● Aim of the exercise:
Return the number of lines that contain the word "Umbria", and return nothing else.

● Supplied data:
"""
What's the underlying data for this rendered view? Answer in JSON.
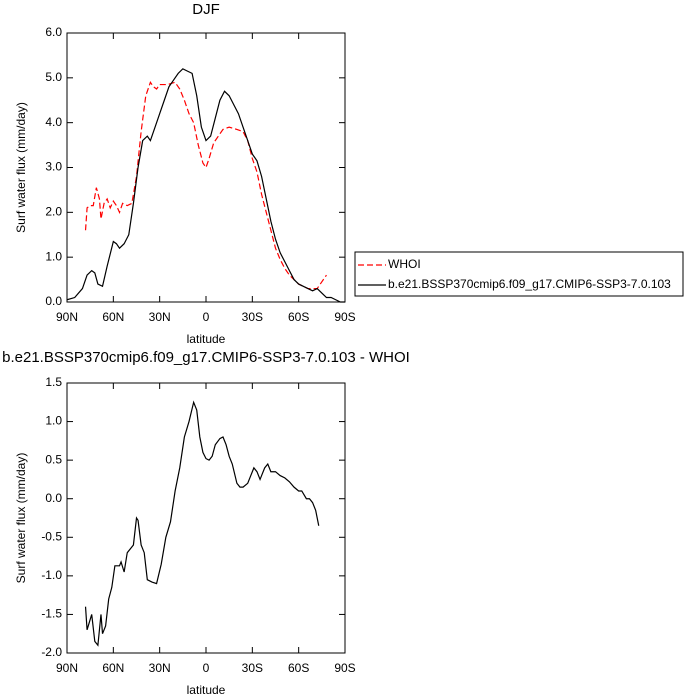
{
  "chart_data": [
    {
      "type": "line",
      "title": "DJF",
      "x_label": "latitude",
      "y_label": "Surf water flux (mm/day)",
      "xlim": [
        90,
        -90
      ],
      "xticks": [
        {
          "value": 90,
          "label": "90N"
        },
        {
          "value": 60,
          "label": "60N"
        },
        {
          "value": 30,
          "label": "30N"
        },
        0,
        {
          "value": -30,
          "label": "30S"
        },
        {
          "value": -60,
          "label": "60S"
        },
        {
          "value": -90,
          "label": "90S"
        }
      ],
      "ylim": [
        0,
        6
      ],
      "yticks": [
        {
          "value": 0,
          "label": "0.0"
        },
        {
          "value": 1,
          "label": "1.0"
        },
        {
          "value": 2,
          "label": "2.0"
        },
        {
          "value": 3,
          "label": "3.0"
        },
        {
          "value": 4,
          "label": "4.0"
        },
        {
          "value": 5,
          "label": "5.0"
        },
        {
          "value": 6,
          "label": "6.0"
        }
      ],
      "legend": "right",
      "series": [
        {
          "name": "WHOI",
          "color": "#ff0000",
          "line_style": "dashed",
          "x": [
            78,
            77,
            75,
            73,
            71,
            69,
            68,
            66,
            64,
            62,
            60,
            58,
            56,
            54,
            51,
            48,
            45,
            42,
            39,
            36,
            34,
            32,
            30,
            25,
            20,
            17,
            14,
            11,
            8,
            5,
            2,
            0,
            -2,
            -5,
            -8,
            -11,
            -15,
            -20,
            -24,
            -27,
            -30,
            -33,
            -36,
            -39,
            -42,
            -45,
            -48,
            -51,
            -54,
            -57,
            -60,
            -63,
            -66,
            -69,
            -72,
            -75,
            -78
          ],
          "values": [
            1.6,
            2.1,
            2.15,
            2.15,
            2.55,
            2.3,
            1.85,
            2.2,
            2.3,
            2.1,
            2.25,
            2.15,
            2.0,
            2.2,
            2.15,
            2.2,
            2.8,
            3.8,
            4.6,
            4.9,
            4.8,
            4.75,
            4.85,
            4.85,
            4.9,
            4.75,
            4.5,
            4.2,
            4.0,
            3.5,
            3.1,
            3.0,
            3.2,
            3.55,
            3.7,
            3.85,
            3.9,
            3.85,
            3.8,
            3.6,
            3.2,
            2.9,
            2.4,
            2.0,
            1.6,
            1.2,
            0.95,
            0.75,
            0.6,
            0.5,
            0.4,
            0.35,
            0.3,
            0.3,
            0.3,
            0.45,
            0.6
          ]
        },
        {
          "name": "b.e21.BSSP370cmip6.f09_g17.CMIP6-SSP3-7.0.103",
          "color": "#000000",
          "line_style": "solid",
          "x": [
            90,
            85,
            80,
            77,
            74,
            72,
            70,
            67,
            64,
            60,
            58,
            56,
            53,
            50,
            47,
            44,
            41,
            38,
            36,
            33,
            30,
            27,
            24,
            21,
            18,
            15,
            12,
            9,
            6,
            3,
            0,
            -3,
            -6,
            -9,
            -12,
            -15,
            -18,
            -21,
            -24,
            -27,
            -30,
            -33,
            -36,
            -39,
            -42,
            -45,
            -48,
            -51,
            -54,
            -57,
            -60,
            -63,
            -66,
            -69,
            -72,
            -75,
            -78,
            -81,
            -84,
            -87,
            -90
          ],
          "values": [
            0.05,
            0.1,
            0.3,
            0.6,
            0.7,
            0.65,
            0.4,
            0.35,
            0.8,
            1.35,
            1.3,
            1.2,
            1.3,
            1.5,
            2.2,
            3.0,
            3.6,
            3.7,
            3.6,
            3.9,
            4.2,
            4.5,
            4.8,
            4.95,
            5.1,
            5.2,
            5.15,
            5.1,
            4.6,
            3.9,
            3.6,
            3.7,
            4.1,
            4.5,
            4.7,
            4.6,
            4.4,
            4.2,
            3.9,
            3.6,
            3.3,
            3.15,
            2.8,
            2.3,
            1.8,
            1.4,
            1.1,
            0.9,
            0.7,
            0.5,
            0.4,
            0.35,
            0.3,
            0.25,
            0.3,
            0.2,
            0.1,
            0.1,
            0.05,
            0.0,
            0.0
          ]
        }
      ]
    },
    {
      "type": "line",
      "title": "b.e21.BSSP370cmip6.f09_g17.CMIP6-SSP3-7.0.103 - WHOI",
      "x_label": "latitude",
      "y_label": "Surf water flux (mm/day)",
      "xlim": [
        90,
        -90
      ],
      "xticks": [
        {
          "value": 90,
          "label": "90N"
        },
        {
          "value": 60,
          "label": "60N"
        },
        {
          "value": 30,
          "label": "30N"
        },
        0,
        {
          "value": -30,
          "label": "30S"
        },
        {
          "value": -60,
          "label": "60S"
        },
        {
          "value": -90,
          "label": "90S"
        }
      ],
      "ylim": [
        -2,
        1.5
      ],
      "yticks": [
        {
          "value": -2,
          "label": "-2.0"
        },
        -1.5,
        {
          "value": -1,
          "label": "-1.0"
        },
        -0.5,
        {
          "value": 0,
          "label": "0.0"
        },
        0.5,
        {
          "value": 1,
          "label": "1.0"
        },
        1.5
      ],
      "series": [
        {
          "color": "#000000",
          "line_style": "solid",
          "x": [
            78,
            77,
            74,
            72,
            70,
            68,
            67,
            65,
            63,
            61,
            59,
            56,
            55,
            53,
            51,
            49,
            47,
            45,
            44,
            42,
            40,
            38,
            35,
            32,
            29,
            26,
            23,
            20,
            17,
            14,
            11,
            8,
            6,
            4,
            2,
            0,
            -2,
            -4,
            -6,
            -9,
            -11,
            -13,
            -15,
            -17,
            -20,
            -22,
            -24,
            -27,
            -29,
            -31,
            -33,
            -35,
            -36,
            -38,
            -40,
            -42,
            -45,
            -48,
            -51,
            -54,
            -57,
            -60,
            -62,
            -65,
            -67,
            -69,
            -71,
            -73
          ],
          "values": [
            -1.4,
            -1.7,
            -1.5,
            -1.85,
            -1.9,
            -1.5,
            -1.75,
            -1.65,
            -1.3,
            -1.15,
            -0.87,
            -0.87,
            -0.82,
            -0.95,
            -0.7,
            -0.65,
            -0.6,
            -0.25,
            -0.28,
            -0.6,
            -0.7,
            -1.05,
            -1.08,
            -1.1,
            -0.85,
            -0.5,
            -0.3,
            0.1,
            0.4,
            0.8,
            1.0,
            1.25,
            1.15,
            0.8,
            0.6,
            0.52,
            0.5,
            0.55,
            0.7,
            0.78,
            0.8,
            0.7,
            0.55,
            0.45,
            0.2,
            0.15,
            0.15,
            0.2,
            0.3,
            0.4,
            0.35,
            0.25,
            0.3,
            0.4,
            0.45,
            0.35,
            0.35,
            0.3,
            0.27,
            0.22,
            0.15,
            0.1,
            0.1,
            0.0,
            0.0,
            -0.05,
            -0.15,
            -0.35
          ]
        }
      ]
    }
  ]
}
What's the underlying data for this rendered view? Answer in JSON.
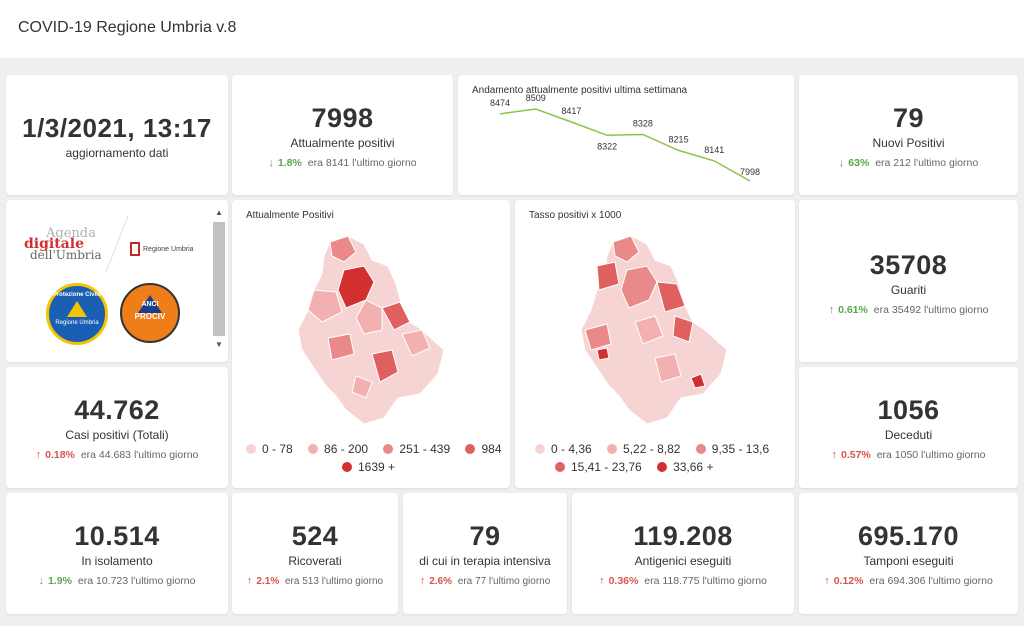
{
  "header": {
    "title": "COVID-19 Regione Umbria v.8"
  },
  "update": {
    "value": "1/3/2021, 13:17",
    "label": "aggiornamento dati"
  },
  "positivi": {
    "value": "7998",
    "label": "Attualmente positivi",
    "pct": "1.8%",
    "prev": "era 8141 l'ultimo giorno"
  },
  "trend": {
    "title": "Andamento attualmente positivi ultima settimana",
    "chart_data": {
      "type": "line",
      "title": "Andamento attualmente positivi ultima settimana",
      "series": [
        {
          "values": [
            8474,
            8509,
            8417,
            8322,
            8328,
            8215,
            8141,
            7998
          ]
        }
      ],
      "labels": [
        "8474",
        "8509",
        "8417",
        "8322",
        "8328",
        "8215",
        "8141",
        "7998"
      ],
      "color": "#8bc34a"
    }
  },
  "nuovi": {
    "value": "79",
    "label": "Nuovi Positivi",
    "pct": "63%",
    "prev": "era 212 l'ultimo giorno"
  },
  "logos": {
    "agenda_line1": "Agenda",
    "agenda_line2": "digitale",
    "agenda_line3": "dell'Umbria",
    "regione": "Regione Umbria",
    "pc_text": "Protezione Civile",
    "pc_sub": "Regione Umbria",
    "anci": "ANCI",
    "procv": "PROCIV"
  },
  "map1": {
    "title": "Attualmente Positivi",
    "legend": [
      {
        "label": "0 - 78",
        "color": "#f7d4d4"
      },
      {
        "label": "86 - 200",
        "color": "#f2b0b0"
      },
      {
        "label": "251 - 439",
        "color": "#ea8989"
      },
      {
        "label": "984",
        "color": "#e06060"
      },
      {
        "label": "1639 +",
        "color": "#d32f2f"
      }
    ]
  },
  "map2": {
    "title": "Tasso positivi x 1000",
    "legend": [
      {
        "label": "0 - 4,36",
        "color": "#f7d4d4"
      },
      {
        "label": "5,22 - 8,82",
        "color": "#f2b0b0"
      },
      {
        "label": "9,35 - 13,6",
        "color": "#ea8989"
      },
      {
        "label": "15,41 - 23,76",
        "color": "#e06060"
      },
      {
        "label": "33,66 +",
        "color": "#d32f2f"
      }
    ]
  },
  "guariti": {
    "value": "35708",
    "label": "Guariti",
    "pct": "0.61%",
    "prev": "era 35492 l'ultimo giorno"
  },
  "casi": {
    "value": "44.762",
    "label": "Casi positivi (Totali)",
    "pct": "0.18%",
    "prev": "era 44.683 l'ultimo giorno"
  },
  "deceduti": {
    "value": "1056",
    "label": "Deceduti",
    "pct": "0.57%",
    "prev": "era 1050 l'ultimo giorno"
  },
  "isolamento": {
    "value": "10.514",
    "label": "In isolamento",
    "pct": "1.9%",
    "prev": "era 10.723 l'ultimo giorno"
  },
  "ricoverati": {
    "value": "524",
    "label": "Ricoverati",
    "pct": "2.1%",
    "prev": "era 513 l'ultimo giorno"
  },
  "intensiva": {
    "value": "79",
    "label": "di cui in terapia intensiva",
    "pct": "2.6%",
    "prev": "era 77 l'ultimo giorno"
  },
  "antigenici": {
    "value": "119.208",
    "label": "Antigenici eseguiti",
    "pct": "0.36%",
    "prev": "era 118.775 l'ultimo giorno"
  },
  "tamponi": {
    "value": "695.170",
    "label": "Tamponi eseguiti",
    "pct": "0.12%",
    "prev": "era 694.306 l'ultimo giorno"
  }
}
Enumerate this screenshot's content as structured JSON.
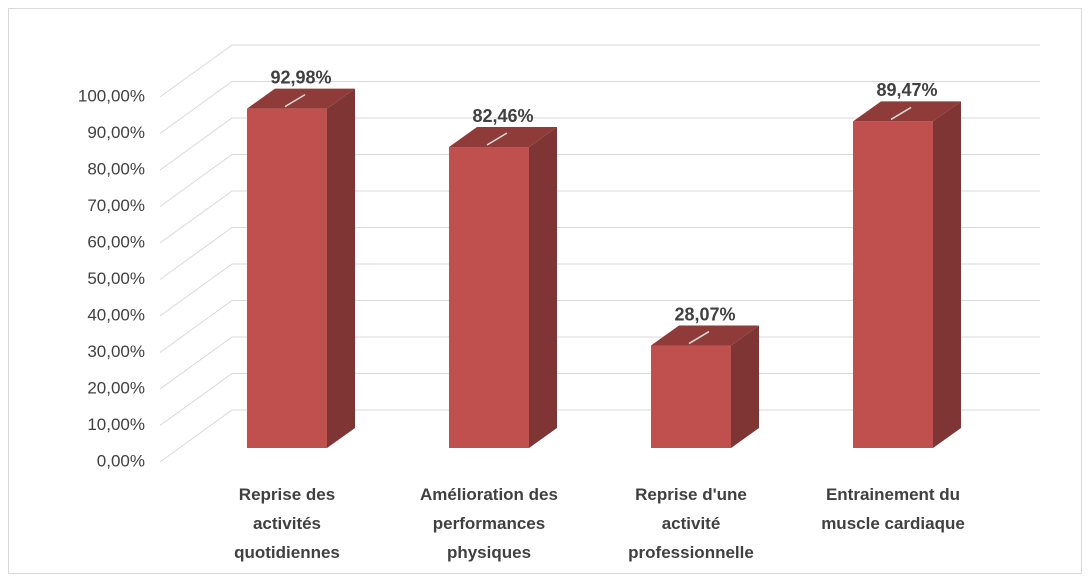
{
  "chart_data": {
    "type": "bar3d",
    "categories": [
      "Reprise des activités quotidiennes",
      "Amélioration des performances physiques",
      "Reprise d'une activité professionnelle",
      "Entrainement du muscle cardiaque"
    ],
    "values": [
      92.98,
      82.46,
      28.07,
      89.47
    ],
    "value_labels": [
      "92,98%",
      "82,46%",
      "28,07%",
      "89,47%"
    ],
    "color": "#c0504d",
    "ylim": [
      0,
      100
    ],
    "yticks": [
      {
        "value": 0,
        "label": "0,00%"
      },
      {
        "value": 10,
        "label": "10,00%"
      },
      {
        "value": 20,
        "label": "20,00%"
      },
      {
        "value": 30,
        "label": "30,00%"
      },
      {
        "value": 40,
        "label": "40,00%"
      },
      {
        "value": 50,
        "label": "50,00%"
      },
      {
        "value": 60,
        "label": "60,00%"
      },
      {
        "value": 70,
        "label": "70,00%"
      },
      {
        "value": 80,
        "label": "80,00%"
      },
      {
        "value": 90,
        "label": "90,00%"
      },
      {
        "value": 100,
        "label": "100,00%"
      }
    ],
    "grid": true
  }
}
"""
● Expected output:
4